### What you need to do:
Pick every line with "продукции" from the material below.

----

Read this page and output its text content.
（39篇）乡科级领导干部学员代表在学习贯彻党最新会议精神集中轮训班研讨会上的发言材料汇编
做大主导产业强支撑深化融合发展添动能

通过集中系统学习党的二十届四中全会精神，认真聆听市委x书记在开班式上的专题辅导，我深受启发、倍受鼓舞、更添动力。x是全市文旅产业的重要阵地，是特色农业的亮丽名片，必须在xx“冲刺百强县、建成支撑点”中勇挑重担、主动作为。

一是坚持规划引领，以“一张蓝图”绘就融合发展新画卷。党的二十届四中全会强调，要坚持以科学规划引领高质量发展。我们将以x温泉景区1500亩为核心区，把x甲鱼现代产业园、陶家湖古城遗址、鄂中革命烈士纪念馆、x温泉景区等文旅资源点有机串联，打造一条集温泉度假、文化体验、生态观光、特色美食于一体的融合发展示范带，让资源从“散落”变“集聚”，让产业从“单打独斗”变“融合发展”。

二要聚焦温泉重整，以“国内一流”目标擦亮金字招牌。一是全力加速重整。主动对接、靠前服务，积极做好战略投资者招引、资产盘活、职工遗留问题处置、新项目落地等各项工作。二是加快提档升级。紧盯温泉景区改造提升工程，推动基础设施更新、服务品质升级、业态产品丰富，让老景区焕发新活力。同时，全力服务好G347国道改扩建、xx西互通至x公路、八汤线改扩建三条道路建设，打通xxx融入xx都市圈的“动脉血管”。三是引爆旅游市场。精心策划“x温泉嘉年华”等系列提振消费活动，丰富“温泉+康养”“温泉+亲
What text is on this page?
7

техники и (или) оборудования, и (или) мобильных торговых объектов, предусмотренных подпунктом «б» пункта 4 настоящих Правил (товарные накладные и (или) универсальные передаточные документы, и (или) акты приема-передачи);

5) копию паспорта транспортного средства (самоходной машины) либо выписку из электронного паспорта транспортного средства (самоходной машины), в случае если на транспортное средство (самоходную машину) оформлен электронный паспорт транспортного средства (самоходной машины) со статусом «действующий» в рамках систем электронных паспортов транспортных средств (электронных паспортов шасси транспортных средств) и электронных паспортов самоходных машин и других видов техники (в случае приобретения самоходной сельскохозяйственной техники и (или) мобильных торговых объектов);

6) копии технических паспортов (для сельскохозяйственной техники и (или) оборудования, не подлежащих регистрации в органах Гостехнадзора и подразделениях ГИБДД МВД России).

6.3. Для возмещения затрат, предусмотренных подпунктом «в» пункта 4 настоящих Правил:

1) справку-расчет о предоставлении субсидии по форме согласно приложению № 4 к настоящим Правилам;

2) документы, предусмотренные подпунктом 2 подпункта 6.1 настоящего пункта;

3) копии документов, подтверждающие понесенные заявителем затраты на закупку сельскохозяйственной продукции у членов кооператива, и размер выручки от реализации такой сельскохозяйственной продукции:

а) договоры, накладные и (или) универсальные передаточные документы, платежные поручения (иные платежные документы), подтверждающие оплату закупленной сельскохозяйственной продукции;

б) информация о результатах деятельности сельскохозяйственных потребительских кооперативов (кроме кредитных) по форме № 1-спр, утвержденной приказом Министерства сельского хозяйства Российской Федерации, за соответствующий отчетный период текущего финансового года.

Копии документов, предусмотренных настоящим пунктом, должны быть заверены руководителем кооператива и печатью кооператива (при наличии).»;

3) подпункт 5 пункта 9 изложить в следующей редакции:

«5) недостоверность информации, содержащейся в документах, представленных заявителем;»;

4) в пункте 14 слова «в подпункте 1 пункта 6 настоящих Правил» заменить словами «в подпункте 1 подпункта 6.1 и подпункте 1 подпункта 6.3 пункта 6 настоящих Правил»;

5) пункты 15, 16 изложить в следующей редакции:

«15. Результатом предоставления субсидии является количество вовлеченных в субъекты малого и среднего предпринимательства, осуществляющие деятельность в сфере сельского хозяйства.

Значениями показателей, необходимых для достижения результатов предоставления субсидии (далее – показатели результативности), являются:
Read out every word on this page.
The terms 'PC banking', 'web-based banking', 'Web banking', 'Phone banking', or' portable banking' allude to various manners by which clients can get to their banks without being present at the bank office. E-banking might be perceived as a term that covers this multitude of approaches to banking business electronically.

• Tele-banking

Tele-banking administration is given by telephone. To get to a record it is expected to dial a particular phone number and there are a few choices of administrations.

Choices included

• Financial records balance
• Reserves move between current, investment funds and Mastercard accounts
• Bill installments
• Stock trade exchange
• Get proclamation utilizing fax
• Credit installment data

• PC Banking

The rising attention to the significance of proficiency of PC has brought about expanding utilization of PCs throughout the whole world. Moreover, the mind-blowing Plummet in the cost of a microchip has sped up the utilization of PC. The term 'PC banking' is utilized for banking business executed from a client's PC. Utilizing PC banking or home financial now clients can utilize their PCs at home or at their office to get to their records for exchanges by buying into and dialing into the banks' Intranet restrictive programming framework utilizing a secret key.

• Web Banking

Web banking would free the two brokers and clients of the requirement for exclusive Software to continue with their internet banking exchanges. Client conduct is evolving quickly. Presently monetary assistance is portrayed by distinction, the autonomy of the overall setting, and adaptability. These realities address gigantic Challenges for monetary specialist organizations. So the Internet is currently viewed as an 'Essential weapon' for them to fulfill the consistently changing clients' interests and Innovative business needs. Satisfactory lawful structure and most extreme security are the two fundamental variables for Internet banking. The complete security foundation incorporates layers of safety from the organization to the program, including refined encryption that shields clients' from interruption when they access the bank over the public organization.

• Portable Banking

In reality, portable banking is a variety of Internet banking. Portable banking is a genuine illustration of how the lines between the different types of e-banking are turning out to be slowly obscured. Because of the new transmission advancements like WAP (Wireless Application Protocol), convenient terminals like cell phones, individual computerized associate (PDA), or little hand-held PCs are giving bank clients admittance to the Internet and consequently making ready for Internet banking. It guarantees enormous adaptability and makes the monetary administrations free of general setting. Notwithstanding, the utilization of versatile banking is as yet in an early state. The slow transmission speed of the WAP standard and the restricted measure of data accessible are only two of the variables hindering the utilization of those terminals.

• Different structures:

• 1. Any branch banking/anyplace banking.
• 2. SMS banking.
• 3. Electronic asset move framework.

----

### The reply:
3) копии документов, подтверждающие понесенные заявителем затраты на закупку сельскохозяйственной продукции у членов кооператива, и размер выручки от реализации такой сельскохозяйственной продукции:
а) договоры, накладные и (или) универсальные передаточные документы, платежные поручения (иные платежные документы), подтверждающие оплату закупленной сельскохозяйственной продукции;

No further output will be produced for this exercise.